──────── Entries
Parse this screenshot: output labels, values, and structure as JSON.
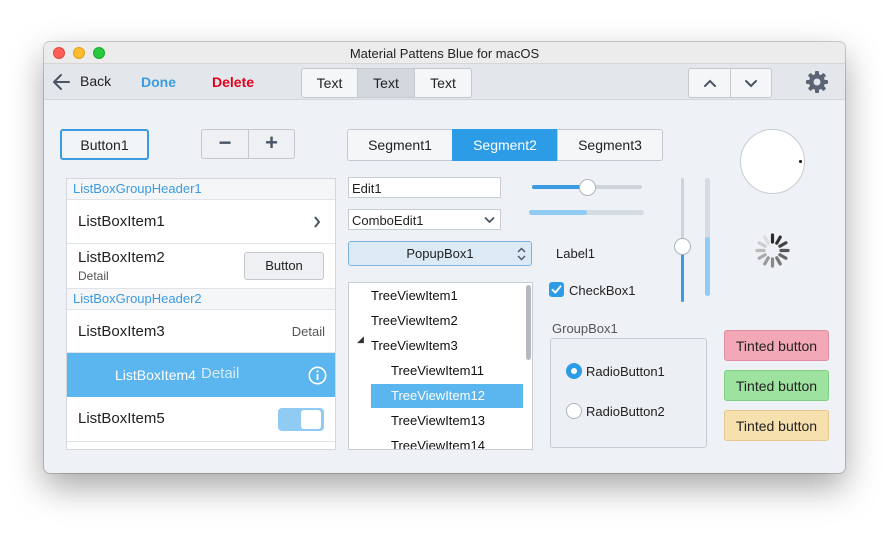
{
  "window": {
    "title": "Material Pattens Blue for macOS"
  },
  "toolbar": {
    "back_label": "Back",
    "done_label": "Done",
    "delete_label": "Delete",
    "text_segments": [
      "Text",
      "Text",
      "Text"
    ],
    "up_icon": "chevron-up-icon",
    "down_icon": "chevron-down-icon",
    "settings_icon": "gear-icon"
  },
  "controls": {
    "button1_label": "Button1",
    "minus_label": "−",
    "plus_label": "+",
    "segments": [
      "Segment1",
      "Segment2",
      "Segment3"
    ],
    "edit_value": "Edit1",
    "combo_value": "ComboEdit1",
    "popup_value": "PopupBox1",
    "label1": "Label1",
    "checkbox_label": "CheckBox1",
    "groupbox_title": "GroupBox1",
    "radio1_label": "RadioButton1",
    "radio2_label": "RadioButton2",
    "tinted_buttons": [
      "Tinted button",
      "Tinted button",
      "Tinted button"
    ],
    "slider_value": 0.5,
    "progress_value": 0.5,
    "vslider_value": 0.45,
    "vprogress_value": 0.5
  },
  "listbox": {
    "header1": "ListBoxGroupHeader1",
    "item1": "ListBoxItem1",
    "item2": "ListBoxItem2",
    "item2_detail": "Detail",
    "item2_button": "Button",
    "header2": "ListBoxGroupHeader2",
    "item3": "ListBoxItem3",
    "item3_detail": "Detail",
    "item4": "ListBoxItem4",
    "item4_detail": "Detail",
    "item5": "ListBoxItem5"
  },
  "tree": {
    "items": [
      "TreeViewItem1",
      "TreeViewItem2",
      "TreeViewItem3",
      "TreeViewItem11",
      "TreeViewItem12",
      "TreeViewItem13",
      "TreeViewItem14"
    ]
  },
  "colors": {
    "accent": "#3a9be0",
    "danger": "#e3001b",
    "selection": "#5bb5ee"
  }
}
────────────────
- [Work required]: Reproduce every record above exactly, but leave out the pictures.

- [Output of the exercise]:
Parse this screenshot: output labels, values, and structure as JSON.
{
  "window": {
    "title": "Material Pattens Blue for macOS"
  },
  "toolbar": {
    "back_label": "Back",
    "done_label": "Done",
    "delete_label": "Delete",
    "text_segments": [
      "Text",
      "Text",
      "Text"
    ],
    "up_icon": "chevron-up-icon",
    "down_icon": "chevron-down-icon",
    "settings_icon": "gear-icon"
  },
  "controls": {
    "button1_label": "Button1",
    "minus_label": "−",
    "plus_label": "+",
    "segments": [
      "Segment1",
      "Segment2",
      "Segment3"
    ],
    "edit_value": "Edit1",
    "combo_value": "ComboEdit1",
    "popup_value": "PopupBox1",
    "label1": "Label1",
    "checkbox_label": "CheckBox1",
    "groupbox_title": "GroupBox1",
    "radio1_label": "RadioButton1",
    "radio2_label": "RadioButton2",
    "tinted_buttons": [
      "Tinted button",
      "Tinted button",
      "Tinted button"
    ],
    "slider_value": 0.5,
    "progress_value": 0.5,
    "vslider_value": 0.45,
    "vprogress_value": 0.5
  },
  "listbox": {
    "header1": "ListBoxGroupHeader1",
    "item1": "ListBoxItem1",
    "item2": "ListBoxItem2",
    "item2_detail": "Detail",
    "item2_button": "Button",
    "header2": "ListBoxGroupHeader2",
    "item3": "ListBoxItem3",
    "item3_detail": "Detail",
    "item4": "ListBoxItem4",
    "item4_detail": "Detail",
    "item5": "ListBoxItem5"
  },
  "tree": {
    "items": [
      "TreeViewItem1",
      "TreeViewItem2",
      "TreeViewItem3",
      "TreeViewItem11",
      "TreeViewItem12",
      "TreeViewItem13",
      "TreeViewItem14"
    ]
  },
  "colors": {
    "accent": "#3a9be0",
    "danger": "#e3001b",
    "selection": "#5bb5ee"
  }
}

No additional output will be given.